> [DIRECTIONS FOR THIS TASK]
Take the records underneath and set them down exactly.
● ● ● ●
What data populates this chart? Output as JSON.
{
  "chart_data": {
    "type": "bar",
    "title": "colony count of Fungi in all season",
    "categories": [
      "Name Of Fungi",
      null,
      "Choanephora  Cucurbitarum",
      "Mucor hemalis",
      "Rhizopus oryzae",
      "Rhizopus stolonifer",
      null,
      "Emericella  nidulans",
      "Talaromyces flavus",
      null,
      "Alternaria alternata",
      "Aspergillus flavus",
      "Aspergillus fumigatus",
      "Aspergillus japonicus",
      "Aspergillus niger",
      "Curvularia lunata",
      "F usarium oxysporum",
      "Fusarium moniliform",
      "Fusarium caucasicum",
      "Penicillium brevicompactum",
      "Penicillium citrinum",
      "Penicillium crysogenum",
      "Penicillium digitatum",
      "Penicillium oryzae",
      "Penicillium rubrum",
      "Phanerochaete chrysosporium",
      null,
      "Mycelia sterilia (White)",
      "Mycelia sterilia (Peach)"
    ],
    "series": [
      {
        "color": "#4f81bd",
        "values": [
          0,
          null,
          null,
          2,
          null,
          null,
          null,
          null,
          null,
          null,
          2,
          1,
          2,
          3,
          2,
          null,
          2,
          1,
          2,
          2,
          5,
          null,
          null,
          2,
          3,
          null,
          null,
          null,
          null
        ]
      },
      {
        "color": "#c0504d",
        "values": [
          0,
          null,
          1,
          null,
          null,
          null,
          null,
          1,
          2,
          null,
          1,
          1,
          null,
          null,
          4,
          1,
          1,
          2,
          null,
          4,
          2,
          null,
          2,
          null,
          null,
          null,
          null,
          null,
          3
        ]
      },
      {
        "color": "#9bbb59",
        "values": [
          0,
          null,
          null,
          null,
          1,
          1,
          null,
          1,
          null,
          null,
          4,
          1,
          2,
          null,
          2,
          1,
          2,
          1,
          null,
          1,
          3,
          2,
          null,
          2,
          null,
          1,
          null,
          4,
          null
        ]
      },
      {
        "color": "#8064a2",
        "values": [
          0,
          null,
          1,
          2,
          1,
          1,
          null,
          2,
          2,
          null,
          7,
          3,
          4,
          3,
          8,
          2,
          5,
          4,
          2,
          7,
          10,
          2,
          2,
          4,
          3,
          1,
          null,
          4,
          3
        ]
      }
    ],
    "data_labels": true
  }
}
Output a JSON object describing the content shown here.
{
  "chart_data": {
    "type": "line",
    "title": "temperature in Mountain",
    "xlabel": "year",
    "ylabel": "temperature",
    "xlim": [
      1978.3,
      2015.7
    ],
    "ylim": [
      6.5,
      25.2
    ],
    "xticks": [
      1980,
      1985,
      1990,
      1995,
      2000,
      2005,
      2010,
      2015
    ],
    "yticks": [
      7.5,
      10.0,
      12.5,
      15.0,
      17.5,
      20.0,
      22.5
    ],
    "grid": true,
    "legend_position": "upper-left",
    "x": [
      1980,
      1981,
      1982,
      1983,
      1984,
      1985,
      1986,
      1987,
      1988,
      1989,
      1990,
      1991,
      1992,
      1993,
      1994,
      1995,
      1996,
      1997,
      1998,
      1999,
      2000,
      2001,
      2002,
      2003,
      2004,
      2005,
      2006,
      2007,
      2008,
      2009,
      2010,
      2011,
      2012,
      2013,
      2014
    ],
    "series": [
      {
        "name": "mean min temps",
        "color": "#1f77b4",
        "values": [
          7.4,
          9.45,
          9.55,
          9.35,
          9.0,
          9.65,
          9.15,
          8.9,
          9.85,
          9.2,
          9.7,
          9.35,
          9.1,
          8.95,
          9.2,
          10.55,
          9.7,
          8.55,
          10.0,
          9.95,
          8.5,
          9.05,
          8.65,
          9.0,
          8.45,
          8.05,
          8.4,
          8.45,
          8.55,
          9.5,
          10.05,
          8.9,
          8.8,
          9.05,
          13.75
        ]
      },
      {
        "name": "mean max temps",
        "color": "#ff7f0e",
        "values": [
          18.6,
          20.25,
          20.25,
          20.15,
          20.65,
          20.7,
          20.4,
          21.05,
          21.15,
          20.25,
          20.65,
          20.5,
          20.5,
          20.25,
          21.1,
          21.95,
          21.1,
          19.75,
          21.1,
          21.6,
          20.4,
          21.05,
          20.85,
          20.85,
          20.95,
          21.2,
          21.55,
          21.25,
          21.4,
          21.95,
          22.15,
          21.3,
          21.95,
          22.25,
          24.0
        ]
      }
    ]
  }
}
● ● ● ●
> [SOLVED EXERCISE]
What data populates this chart? Output as JSON.
{
  "chart_data": {
    "type": "bar",
    "title": "colony count of Fungi in all season",
    "categories": [
      "Name Of Fungi",
      null,
      "Choanephora  Cucurbitarum",
      "Mucor hemalis",
      "Rhizopus oryzae",
      "Rhizopus stolonifer",
      null,
      "Emericella  nidulans",
      "Talaromyces flavus",
      null,
      "Alternaria alternata",
      "Aspergillus flavus",
      "Aspergillus fumigatus",
      "Aspergillus japonicus",
      "Aspergillus niger",
      "Curvularia lunata",
      "F usarium oxysporum",
      "Fusarium moniliform",
      "Fusarium caucasicum",
      "Penicillium brevicompactum",
      "Penicillium citrinum",
      "Penicillium crysogenum",
      "Penicillium digitatum",
      "Penicillium oryzae",
      "Penicillium rubrum",
      "Phanerochaete chrysosporium",
      null,
      "Mycelia sterilia (White)",
      "Mycelia sterilia (Peach)"
    ],
    "series": [
      {
        "color": "#4f81bd",
        "values": [
          0,
          null,
          null,
          2,
          null,
          null,
          null,
          null,
          null,
          null,
          2,
          1,
          2,
          3,
          2,
          null,
          2,
          1,
          2,
          2,
          5,
          null,
          null,
          2,
          3,
          null,
          null,
          null,
          null
        ]
      },
      {
        "color": "#c0504d",
        "values": [
          0,
          null,
          1,
          null,
          null,
          null,
          null,
          1,
          2,
          null,
          1,
          1,
          null,
          null,
          4,
          1,
          1,
          2,
          null,
          4,
          2,
          null,
          2,
          null,
          null,
          null,
          null,
          null,
          3
        ]
      },
      {
        "color": "#9bbb59",
        "values": [
          0,
          null,
          null,
          null,
          1,
          1,
          null,
          1,
          null,
          null,
          4,
          1,
          2,
          null,
          2,
          1,
          2,
          1,
          null,
          1,
          3,
          2,
          null,
          2,
          null,
          1,
          null,
          4,
          null
        ]
      },
      {
        "color": "#8064a2",
        "values": [
          0,
          null,
          1,
          2,
          1,
          1,
          null,
          2,
          2,
          null,
          7,
          3,
          4,
          3,
          8,
          2,
          5,
          4,
          2,
          7,
          10,
          2,
          2,
          4,
          3,
          1,
          null,
          4,
          3
        ]
      }
    ],
    "data_labels": true
  }
}
Output a JSON object describing the content shown here.
{
  "chart_data": {
    "type": "line",
    "title": "temperature in Mountain",
    "xlabel": "year",
    "ylabel": "temperature",
    "xlim": [
      1978.3,
      2015.7
    ],
    "ylim": [
      6.5,
      25.2
    ],
    "xticks": [
      1980,
      1985,
      1990,
      1995,
      2000,
      2005,
      2010,
      2015
    ],
    "yticks": [
      7.5,
      10.0,
      12.5,
      15.0,
      17.5,
      20.0,
      22.5
    ],
    "grid": true,
    "legend_position": "upper-left",
    "x": [
      1980,
      1981,
      1982,
      1983,
      1984,
      1985,
      1986,
      1987,
      1988,
      1989,
      1990,
      1991,
      1992,
      1993,
      1994,
      1995,
      1996,
      1997,
      1998,
      1999,
      2000,
      2001,
      2002,
      2003,
      2004,
      2005,
      2006,
      2007,
      2008,
      2009,
      2010,
      2011,
      2012,
      2013,
      2014
    ],
    "series": [
      {
        "name": "mean min temps",
        "color": "#1f77b4",
        "values": [
          7.4,
          9.45,
          9.55,
          9.35,
          9.0,
          9.65,
          9.15,
          8.9,
          9.85,
          9.2,
          9.7,
          9.35,
          9.1,
          8.95,
          9.2,
          10.55,
          9.7,
          8.55,
          10.0,
          9.95,
          8.5,
          9.05,
          8.65,
          9.0,
          8.45,
          8.05,
          8.4,
          8.45,
          8.55,
          9.5,
          10.05,
          8.9,
          8.8,
          9.05,
          13.75
        ]
      },
      {
        "name": "mean max temps",
        "color": "#ff7f0e",
        "values": [
          18.6,
          20.25,
          20.25,
          20.15,
          20.65,
          20.7,
          20.4,
          21.05,
          21.15,
          20.25,
          20.65,
          20.5,
          20.5,
          20.25,
          21.1,
          21.95,
          21.1,
          19.75,
          21.1,
          21.6,
          20.4,
          21.05,
          20.85,
          20.85,
          20.95,
          21.2,
          21.55,
          21.25,
          21.4,
          21.95,
          22.15,
          21.3,
          21.95,
          22.25,
          24.0
        ]
      }
    ]
  }
}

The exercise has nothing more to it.